(Collection entries)
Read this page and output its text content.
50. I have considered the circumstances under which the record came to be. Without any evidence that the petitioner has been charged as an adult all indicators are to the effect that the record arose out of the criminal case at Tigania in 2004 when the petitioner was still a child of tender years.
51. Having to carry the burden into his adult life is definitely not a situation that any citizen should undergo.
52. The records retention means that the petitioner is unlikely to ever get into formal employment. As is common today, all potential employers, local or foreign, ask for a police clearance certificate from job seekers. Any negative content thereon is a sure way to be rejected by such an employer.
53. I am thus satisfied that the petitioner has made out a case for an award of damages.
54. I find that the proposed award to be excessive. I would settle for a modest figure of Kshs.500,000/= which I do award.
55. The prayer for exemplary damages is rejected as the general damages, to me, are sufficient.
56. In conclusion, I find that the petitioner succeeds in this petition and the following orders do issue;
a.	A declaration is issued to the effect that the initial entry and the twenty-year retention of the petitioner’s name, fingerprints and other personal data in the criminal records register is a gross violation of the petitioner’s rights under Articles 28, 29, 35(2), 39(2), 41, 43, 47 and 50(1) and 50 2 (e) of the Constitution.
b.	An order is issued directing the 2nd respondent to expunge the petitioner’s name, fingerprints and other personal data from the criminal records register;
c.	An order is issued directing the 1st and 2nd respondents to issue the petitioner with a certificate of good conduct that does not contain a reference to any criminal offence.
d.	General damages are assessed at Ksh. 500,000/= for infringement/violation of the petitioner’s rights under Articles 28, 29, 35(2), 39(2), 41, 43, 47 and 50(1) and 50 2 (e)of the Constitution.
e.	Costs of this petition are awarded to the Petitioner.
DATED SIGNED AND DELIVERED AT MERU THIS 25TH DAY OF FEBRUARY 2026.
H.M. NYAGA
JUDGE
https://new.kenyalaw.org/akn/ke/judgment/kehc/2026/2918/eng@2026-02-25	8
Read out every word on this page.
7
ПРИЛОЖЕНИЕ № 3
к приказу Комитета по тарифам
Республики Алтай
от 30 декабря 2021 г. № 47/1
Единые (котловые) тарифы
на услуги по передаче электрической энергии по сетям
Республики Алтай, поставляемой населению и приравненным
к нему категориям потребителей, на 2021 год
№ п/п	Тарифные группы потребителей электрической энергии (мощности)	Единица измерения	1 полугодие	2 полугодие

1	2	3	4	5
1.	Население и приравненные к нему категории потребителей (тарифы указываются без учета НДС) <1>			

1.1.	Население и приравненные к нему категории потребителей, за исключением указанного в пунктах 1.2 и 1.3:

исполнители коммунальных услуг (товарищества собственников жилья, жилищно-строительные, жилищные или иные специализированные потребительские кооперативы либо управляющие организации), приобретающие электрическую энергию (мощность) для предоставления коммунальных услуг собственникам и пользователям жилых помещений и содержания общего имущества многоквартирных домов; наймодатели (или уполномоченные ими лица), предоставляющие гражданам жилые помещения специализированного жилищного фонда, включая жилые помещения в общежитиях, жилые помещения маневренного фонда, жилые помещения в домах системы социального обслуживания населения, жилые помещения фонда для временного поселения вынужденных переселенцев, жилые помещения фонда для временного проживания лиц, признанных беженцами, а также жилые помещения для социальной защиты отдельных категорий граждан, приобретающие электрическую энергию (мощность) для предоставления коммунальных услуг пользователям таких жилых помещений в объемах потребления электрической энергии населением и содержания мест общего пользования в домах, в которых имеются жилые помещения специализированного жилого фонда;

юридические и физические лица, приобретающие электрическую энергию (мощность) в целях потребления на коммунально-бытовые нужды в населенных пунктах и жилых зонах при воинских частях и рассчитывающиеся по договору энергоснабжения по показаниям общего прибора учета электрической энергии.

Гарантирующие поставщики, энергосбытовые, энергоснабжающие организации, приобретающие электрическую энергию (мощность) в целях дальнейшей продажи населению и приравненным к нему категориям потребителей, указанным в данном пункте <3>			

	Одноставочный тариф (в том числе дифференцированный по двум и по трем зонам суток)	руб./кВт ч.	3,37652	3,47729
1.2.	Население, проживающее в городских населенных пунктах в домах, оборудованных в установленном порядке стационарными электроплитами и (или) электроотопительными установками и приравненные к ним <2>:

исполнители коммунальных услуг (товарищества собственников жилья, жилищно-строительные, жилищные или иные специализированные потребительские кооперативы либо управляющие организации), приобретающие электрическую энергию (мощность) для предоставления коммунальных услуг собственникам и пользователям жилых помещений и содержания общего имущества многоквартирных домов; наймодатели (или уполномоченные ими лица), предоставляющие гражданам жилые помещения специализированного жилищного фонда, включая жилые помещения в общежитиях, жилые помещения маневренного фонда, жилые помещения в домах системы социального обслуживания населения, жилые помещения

Task details: Isolate each line of the listing above that includes "целях". Copy it.

Answer to this exercise:
юридические и физические лица, приобретающие электрическую энергию (мощность) в целях потребления на коммунально-бытовые нужды в населенных пунктах и жилых зонах при воинских частях и рассчитывающиеся по договору энергоснабжения по показаниям общего прибора учета электрической энергии.
Гарантирующие поставщики, энергосбытовые, энергоснабжающие организации, приобретающие электрическую энергию (мощность) в целях дальнейшей продажи населению и приравненным к нему категориям потребителей, указанным в данном пункте <3>			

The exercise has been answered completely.